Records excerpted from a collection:
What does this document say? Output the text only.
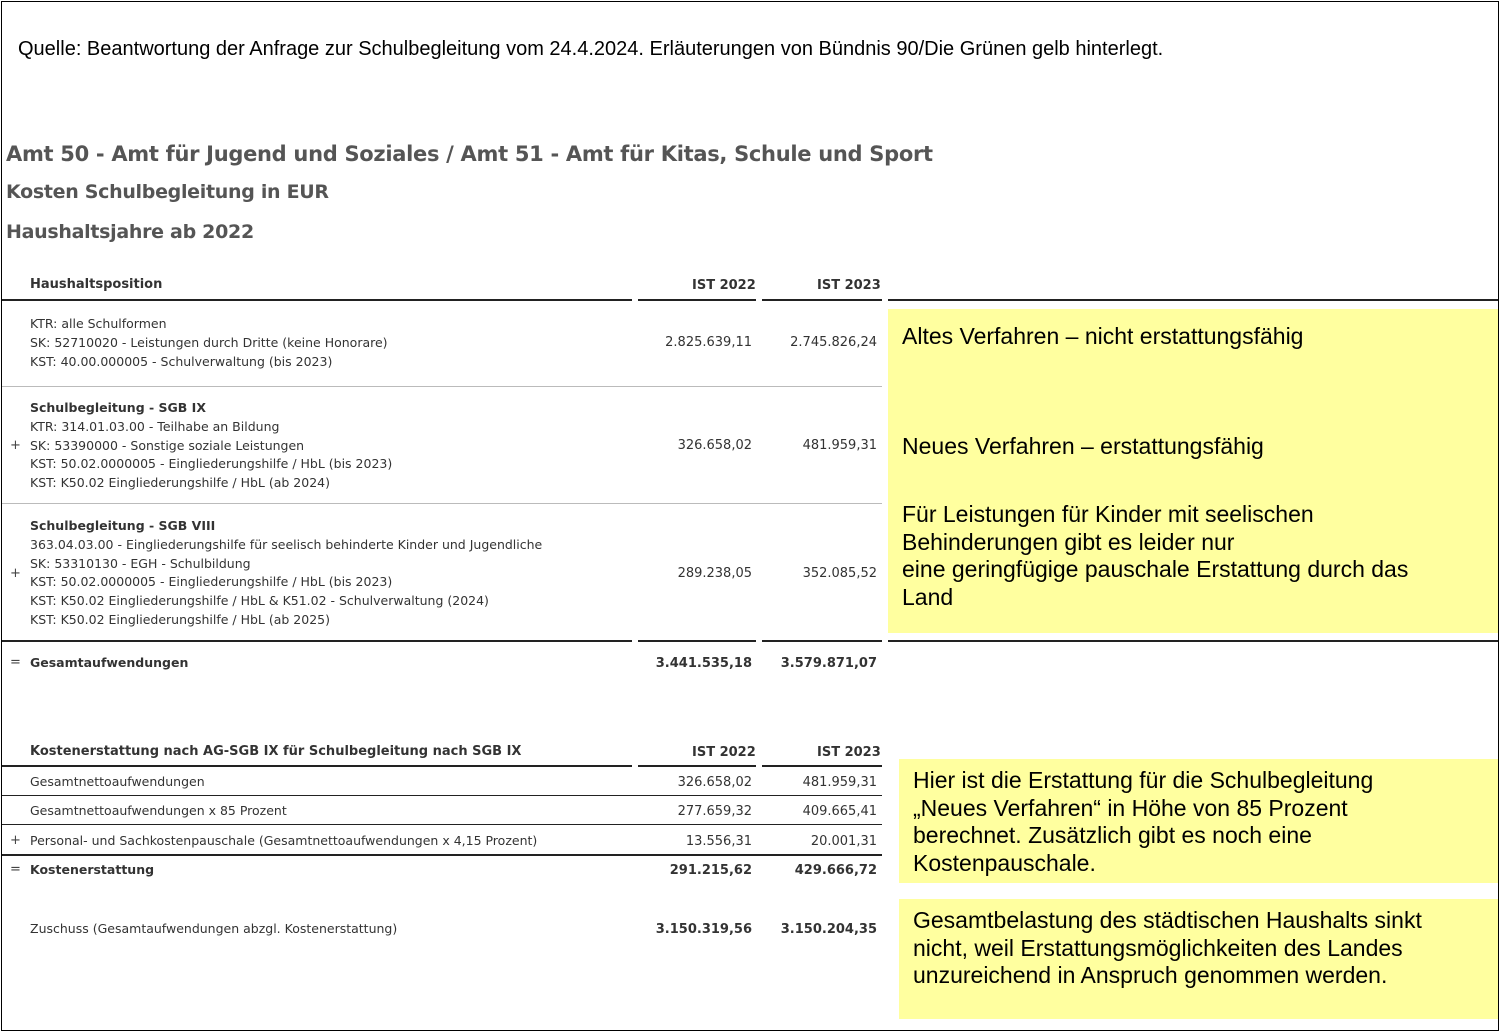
Quelle: Beantwortung der Anfrage zur Schulbegleitung vom 24.4.2024. Erläuterungen von Bündnis 90/Die Grünen gelb hinterlegt.
Amt 50 - Amt für Jugend und Soziales / Amt 51 - Amt für Kitas, Schule und Sport
Kosten Schulbegleitung in EUR
Haushaltsjahre ab 2022
Haushaltsposition	IST 2022	IST 2023
KTR: alle Schulformen
SK: 52710020 - Leistungen durch Dritte (keine Honorare)
KST: 40.00.000005 - Schulverwaltung (bis 2023)
2.825.639,11	2.745.826,24
+
Schulbegleitung - SGB IX
KTR: 314.01.03.00 - Teilhabe an Bildung
SK: 53390000 - Sonstige soziale Leistungen
KST: 50.02.0000005 - Eingliederungshilfe / HbL (bis 2023)
KST: K50.02 Eingliederungshilfe / HbL (ab 2024)
326.658,02	481.959,31
+
Schulbegleitung - SGB VIII
363.04.03.00 - Eingliederungshilfe für seelisch behinderte Kinder und Jugendliche
SK: 53310130 - EGH - Schulbildung
KST: 50.02.0000005 - Eingliederungshilfe / HbL (bis 2023)
KST: K50.02 Eingliederungshilfe / HbL & K51.02 - Schulverwaltung (2024)
KST: K50.02 Eingliederungshilfe / HbL (ab 2025)
289.238,05	352.085,52
= Gesamtaufwendungen	3.441.535,18	3.579.871,07
Kostenerstattung nach AG-SGB IX für Schulbegleitung nach SGB IX	IST 2022	IST 2023
Gesamtnettoaufwendungen	326.658,02	481.959,31
Gesamtnettoaufwendungen x 85 Prozent	277.659,32	409.665,41
+ Personal- und Sachkostenpauschale (Gesamtnettoaufwendungen x 4,15 Prozent)	13.556,31	20.001,31
= Kostenerstattung	291.215,62	429.666,72
Zuschuss (Gesamtaufwendungen abzgl. Kostenerstattung)	3.150.319,56	3.150.204,35
Altes Verfahren – nicht erstattungsfähig
Neues Verfahren – erstattungsfähig
Für Leistungen für Kinder mit seelischen
Behinderungen gibt es leider nur
eine geringfügige pauschale Erstattung durch das
Land
Hier ist die Erstattung für die Schulbegleitung
„Neues Verfahren“ in Höhe von 85 Prozent
berechnet. Zusätzlich gibt es noch eine
Kostenpauschale.
Gesamtbelastung des städtischen Haushalts sinkt
nicht, weil Erstattungsmöglichkeiten des Landes
unzureichend in Anspruch genommen werden.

_Work task_.
The response should repeat every entry above exactly and include none of the pictures.

_Your response_.
What does this document say? Output the text only.
Quelle: Beantwortung der Anfrage zur Schulbegleitung vom 24.4.2024. Erläuterungen von Bündnis 90/Die Grünen gelb hinterlegt.
Amt 50 - Amt für Jugend und Soziales / Amt 51 - Amt für Kitas, Schule und Sport
Kosten Schulbegleitung in EUR
Haushaltsjahre ab 2022
Haushaltsposition	IST 2022	IST 2023
KTR: alle Schulformen
SK: 52710020 - Leistungen durch Dritte (keine Honorare)
KST: 40.00.000005 - Schulverwaltung (bis 2023)
2.825.639,11	2.745.826,24
+
Schulbegleitung - SGB IX
KTR: 314.01.03.00 - Teilhabe an Bildung
SK: 53390000 - Sonstige soziale Leistungen
KST: 50.02.0000005 - Eingliederungshilfe / HbL (bis 2023)
KST: K50.02 Eingliederungshilfe / HbL (ab 2024)
326.658,02	481.959,31
+
Schulbegleitung - SGB VIII
363.04.03.00 - Eingliederungshilfe für seelisch behinderte Kinder und Jugendliche
SK: 53310130 - EGH - Schulbildung
KST: 50.02.0000005 - Eingliederungshilfe / HbL (bis 2023)
KST: K50.02 Eingliederungshilfe / HbL & K51.02 - Schulverwaltung (2024)
KST: K50.02 Eingliederungshilfe / HbL (ab 2025)
289.238,05	352.085,52
= Gesamtaufwendungen	3.441.535,18	3.579.871,07
Kostenerstattung nach AG-SGB IX für Schulbegleitung nach SGB IX	IST 2022	IST 2023
Gesamtnettoaufwendungen	326.658,02	481.959,31
Gesamtnettoaufwendungen x 85 Prozent	277.659,32	409.665,41
+ Personal- und Sachkostenpauschale (Gesamtnettoaufwendungen x 4,15 Prozent)	13.556,31	20.001,31
= Kostenerstattung	291.215,62	429.666,72
Zuschuss (Gesamtaufwendungen abzgl. Kostenerstattung)	3.150.319,56	3.150.204,35
Altes Verfahren – nicht erstattungsfähig
Neues Verfahren – erstattungsfähig
Für Leistungen für Kinder mit seelischen
Behinderungen gibt es leider nur
eine geringfügige pauschale Erstattung durch das
Land
Hier ist die Erstattung für die Schulbegleitung
„Neues Verfahren“ in Höhe von 85 Prozent
berechnet. Zusätzlich gibt es noch eine
Kostenpauschale.
Gesamtbelastung des städtischen Haushalts sinkt
nicht, weil Erstattungsmöglichkeiten des Landes
unzureichend in Anspruch genommen werden.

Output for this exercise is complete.